» Stored entries

* * * * * * * * *

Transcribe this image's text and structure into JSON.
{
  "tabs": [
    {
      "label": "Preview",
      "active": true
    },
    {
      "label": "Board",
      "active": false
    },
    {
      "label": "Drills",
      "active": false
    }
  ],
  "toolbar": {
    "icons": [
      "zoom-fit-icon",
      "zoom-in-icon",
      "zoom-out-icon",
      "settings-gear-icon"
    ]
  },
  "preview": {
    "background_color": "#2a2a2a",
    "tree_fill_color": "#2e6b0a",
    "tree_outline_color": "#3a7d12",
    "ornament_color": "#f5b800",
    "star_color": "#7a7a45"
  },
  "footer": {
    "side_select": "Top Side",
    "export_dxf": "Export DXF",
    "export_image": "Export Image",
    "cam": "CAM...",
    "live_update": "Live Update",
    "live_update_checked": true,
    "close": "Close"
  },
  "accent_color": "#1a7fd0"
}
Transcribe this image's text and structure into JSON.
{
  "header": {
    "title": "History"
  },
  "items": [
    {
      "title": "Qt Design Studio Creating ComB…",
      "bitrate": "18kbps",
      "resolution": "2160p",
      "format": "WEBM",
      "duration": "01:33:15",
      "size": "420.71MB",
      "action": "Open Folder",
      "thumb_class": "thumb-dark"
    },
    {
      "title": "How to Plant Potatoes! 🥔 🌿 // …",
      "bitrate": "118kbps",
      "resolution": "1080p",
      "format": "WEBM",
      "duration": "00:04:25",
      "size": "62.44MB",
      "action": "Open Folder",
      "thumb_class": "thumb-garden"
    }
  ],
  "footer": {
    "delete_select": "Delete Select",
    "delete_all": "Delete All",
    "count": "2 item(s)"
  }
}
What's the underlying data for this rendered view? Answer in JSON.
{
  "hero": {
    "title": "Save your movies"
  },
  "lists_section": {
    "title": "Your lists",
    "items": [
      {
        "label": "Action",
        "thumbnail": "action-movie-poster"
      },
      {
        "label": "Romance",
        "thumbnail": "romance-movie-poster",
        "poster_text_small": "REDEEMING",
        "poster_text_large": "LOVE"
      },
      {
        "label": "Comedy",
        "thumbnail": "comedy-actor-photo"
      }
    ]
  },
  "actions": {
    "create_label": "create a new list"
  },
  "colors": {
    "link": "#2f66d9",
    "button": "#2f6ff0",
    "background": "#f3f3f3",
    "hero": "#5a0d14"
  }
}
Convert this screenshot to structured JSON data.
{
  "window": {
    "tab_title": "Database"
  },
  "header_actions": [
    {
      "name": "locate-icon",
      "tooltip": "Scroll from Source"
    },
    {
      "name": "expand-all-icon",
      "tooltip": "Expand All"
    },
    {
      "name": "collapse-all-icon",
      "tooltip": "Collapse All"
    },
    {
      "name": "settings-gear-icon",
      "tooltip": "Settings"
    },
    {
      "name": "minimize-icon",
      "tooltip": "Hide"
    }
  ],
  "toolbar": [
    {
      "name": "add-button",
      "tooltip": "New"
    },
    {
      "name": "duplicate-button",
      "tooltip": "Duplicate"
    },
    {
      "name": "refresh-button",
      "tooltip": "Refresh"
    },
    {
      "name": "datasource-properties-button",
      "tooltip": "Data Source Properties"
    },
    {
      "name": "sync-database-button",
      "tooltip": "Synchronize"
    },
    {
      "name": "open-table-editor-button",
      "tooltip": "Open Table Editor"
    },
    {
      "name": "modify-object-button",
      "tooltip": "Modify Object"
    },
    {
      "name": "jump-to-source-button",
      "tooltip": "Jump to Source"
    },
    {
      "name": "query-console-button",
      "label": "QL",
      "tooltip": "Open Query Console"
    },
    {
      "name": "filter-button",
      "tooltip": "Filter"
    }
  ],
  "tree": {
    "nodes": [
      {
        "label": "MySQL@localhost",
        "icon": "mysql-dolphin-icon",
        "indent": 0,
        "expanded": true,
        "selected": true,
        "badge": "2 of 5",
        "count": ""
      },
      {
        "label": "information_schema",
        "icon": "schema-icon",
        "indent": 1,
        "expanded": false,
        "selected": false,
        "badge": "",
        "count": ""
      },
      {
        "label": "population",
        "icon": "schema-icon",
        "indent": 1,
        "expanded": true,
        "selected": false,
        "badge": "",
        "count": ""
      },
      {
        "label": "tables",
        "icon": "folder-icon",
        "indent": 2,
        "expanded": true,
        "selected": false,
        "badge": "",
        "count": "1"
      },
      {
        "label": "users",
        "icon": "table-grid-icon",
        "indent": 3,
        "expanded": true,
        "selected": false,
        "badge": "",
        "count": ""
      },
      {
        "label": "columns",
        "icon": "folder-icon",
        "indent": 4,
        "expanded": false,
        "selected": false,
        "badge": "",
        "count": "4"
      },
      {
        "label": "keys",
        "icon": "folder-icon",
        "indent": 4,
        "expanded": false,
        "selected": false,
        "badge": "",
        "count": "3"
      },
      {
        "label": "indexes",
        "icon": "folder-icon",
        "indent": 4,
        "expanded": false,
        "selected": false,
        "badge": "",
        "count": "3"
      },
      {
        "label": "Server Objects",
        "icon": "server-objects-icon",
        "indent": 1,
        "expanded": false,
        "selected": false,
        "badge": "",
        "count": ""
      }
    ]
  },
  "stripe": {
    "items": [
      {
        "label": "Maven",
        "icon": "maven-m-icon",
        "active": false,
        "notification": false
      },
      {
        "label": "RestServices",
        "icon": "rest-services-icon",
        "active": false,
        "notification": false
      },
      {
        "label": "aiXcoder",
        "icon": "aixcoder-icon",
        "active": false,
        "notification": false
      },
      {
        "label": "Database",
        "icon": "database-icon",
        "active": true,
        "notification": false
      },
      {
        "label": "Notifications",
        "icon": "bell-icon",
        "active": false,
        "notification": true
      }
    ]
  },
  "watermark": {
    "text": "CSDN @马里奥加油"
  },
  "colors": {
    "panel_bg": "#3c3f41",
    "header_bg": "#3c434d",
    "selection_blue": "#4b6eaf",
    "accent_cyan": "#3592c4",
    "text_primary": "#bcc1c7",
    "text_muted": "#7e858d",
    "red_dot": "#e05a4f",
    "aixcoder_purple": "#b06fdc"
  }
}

* * * * * * * * *

Nothing in the data may differ; print all of it exactly as written.

» Solution below
Transcribe this image's text and structure into JSON.
{
  "tabs": [
    {
      "label": "Preview",
      "active": true
    },
    {
      "label": "Board",
      "active": false
    },
    {
      "label": "Drills",
      "active": false
    }
  ],
  "toolbar": {
    "icons": [
      "zoom-fit-icon",
      "zoom-in-icon",
      "zoom-out-icon",
      "settings-gear-icon"
    ]
  },
  "preview": {
    "background_color": "#2a2a2a",
    "tree_fill_color": "#2e6b0a",
    "tree_outline_color": "#3a7d12",
    "ornament_color": "#f5b800",
    "star_color": "#7a7a45"
  },
  "footer": {
    "side_select": "Top Side",
    "export_dxf": "Export DXF",
    "export_image": "Export Image",
    "cam": "CAM...",
    "live_update": "Live Update",
    "live_update_checked": true,
    "close": "Close"
  },
  "accent_color": "#1a7fd0"
}
Transcribe this image's text and structure into JSON.
{
  "header": {
    "title": "History"
  },
  "items": [
    {
      "title": "Qt Design Studio Creating ComB…",
      "bitrate": "18kbps",
      "resolution": "2160p",
      "format": "WEBM",
      "duration": "01:33:15",
      "size": "420.71MB",
      "action": "Open Folder",
      "thumb_class": "thumb-dark"
    },
    {
      "title": "How to Plant Potatoes! 🥔 🌿 // …",
      "bitrate": "118kbps",
      "resolution": "1080p",
      "format": "WEBM",
      "duration": "00:04:25",
      "size": "62.44MB",
      "action": "Open Folder",
      "thumb_class": "thumb-garden"
    }
  ],
  "footer": {
    "delete_select": "Delete Select",
    "delete_all": "Delete All",
    "count": "2 item(s)"
  }
}
What's the underlying data for this rendered view? Answer in JSON.
{
  "hero": {
    "title": "Save your movies"
  },
  "lists_section": {
    "title": "Your lists",
    "items": [
      {
        "label": "Action",
        "thumbnail": "action-movie-poster"
      },
      {
        "label": "Romance",
        "thumbnail": "romance-movie-poster",
        "poster_text_small": "REDEEMING",
        "poster_text_large": "LOVE"
      },
      {
        "label": "Comedy",
        "thumbnail": "comedy-actor-photo"
      }
    ]
  },
  "actions": {
    "create_label": "create a new list"
  },
  "colors": {
    "link": "#2f66d9",
    "button": "#2f6ff0",
    "background": "#f3f3f3",
    "hero": "#5a0d14"
  }
}
Convert this screenshot to structured JSON data.
{
  "window": {
    "tab_title": "Database"
  },
  "header_actions": [
    {
      "name": "locate-icon",
      "tooltip": "Scroll from Source"
    },
    {
      "name": "expand-all-icon",
      "tooltip": "Expand All"
    },
    {
      "name": "collapse-all-icon",
      "tooltip": "Collapse All"
    },
    {
      "name": "settings-gear-icon",
      "tooltip": "Settings"
    },
    {
      "name": "minimize-icon",
      "tooltip": "Hide"
    }
  ],
  "toolbar": [
    {
      "name": "add-button",
      "tooltip": "New"
    },
    {
      "name": "duplicate-button",
      "tooltip": "Duplicate"
    },
    {
      "name": "refresh-button",
      "tooltip": "Refresh"
    },
    {
      "name": "datasource-properties-button",
      "tooltip": "Data Source Properties"
    },
    {
      "name": "sync-database-button",
      "tooltip": "Synchronize"
    },
    {
      "name": "open-table-editor-button",
      "tooltip": "Open Table Editor"
    },
    {
      "name": "modify-object-button",
      "tooltip": "Modify Object"
    },
    {
      "name": "jump-to-source-button",
      "tooltip": "Jump to Source"
    },
    {
      "name": "query-console-button",
      "label": "QL",
      "tooltip": "Open Query Console"
    },
    {
      "name": "filter-button",
      "tooltip": "Filter"
    }
  ],
  "tree": {
    "nodes": [
      {
        "label": "MySQL@localhost",
        "icon": "mysql-dolphin-icon",
        "indent": 0,
        "expanded": true,
        "selected": true,
        "badge": "2 of 5",
        "count": ""
      },
      {
        "label": "information_schema",
        "icon": "schema-icon",
        "indent": 1,
        "expanded": false,
        "selected": false,
        "badge": "",
        "count": ""
      },
      {
        "label": "population",
        "icon": "schema-icon",
        "indent": 1,
        "expanded": true,
        "selected": false,
        "badge": "",
        "count": ""
      },
      {
        "label": "tables",
        "icon": "folder-icon",
        "indent": 2,
        "expanded": true,
        "selected": false,
        "badge": "",
        "count": "1"
      },
      {
        "label": "users",
        "icon": "table-grid-icon",
        "indent": 3,
        "expanded": true,
        "selected": false,
        "badge": "",
        "count": ""
      },
      {
        "label": "columns",
        "icon": "folder-icon",
        "indent": 4,
        "expanded": false,
        "selected": false,
        "badge": "",
        "count": "4"
      },
      {
        "label": "keys",
        "icon": "folder-icon",
        "indent": 4,
        "expanded": false,
        "selected": false,
        "badge": "",
        "count": "3"
      },
      {
        "label": "indexes",
        "icon": "folder-icon",
        "indent": 4,
        "expanded": false,
        "selected": false,
        "badge": "",
        "count": "3"
      },
      {
        "label": "Server Objects",
        "icon": "server-objects-icon",
        "indent": 1,
        "expanded": false,
        "selected": false,
        "badge": "",
        "count": ""
      }
    ]
  },
  "stripe": {
    "items": [
      {
        "label": "Maven",
        "icon": "maven-m-icon",
        "active": false,
        "notification": false
      },
      {
        "label": "RestServices",
        "icon": "rest-services-icon",
        "active": false,
        "notification": false
      },
      {
        "label": "aiXcoder",
        "icon": "aixcoder-icon",
        "active": false,
        "notification": false
      },
      {
        "label": "Database",
        "icon": "database-icon",
        "active": true,
        "notification": false
      },
      {
        "label": "Notifications",
        "icon": "bell-icon",
        "active": false,
        "notification": true
      }
    ]
  },
  "watermark": {
    "text": "CSDN @马里奥加油"
  },
  "colors": {
    "panel_bg": "#3c3f41",
    "header_bg": "#3c434d",
    "selection_blue": "#4b6eaf",
    "accent_cyan": "#3592c4",
    "text_primary": "#bcc1c7",
    "text_muted": "#7e858d",
    "red_dot": "#e05a4f",
    "aixcoder_purple": "#b06fdc"
  }
}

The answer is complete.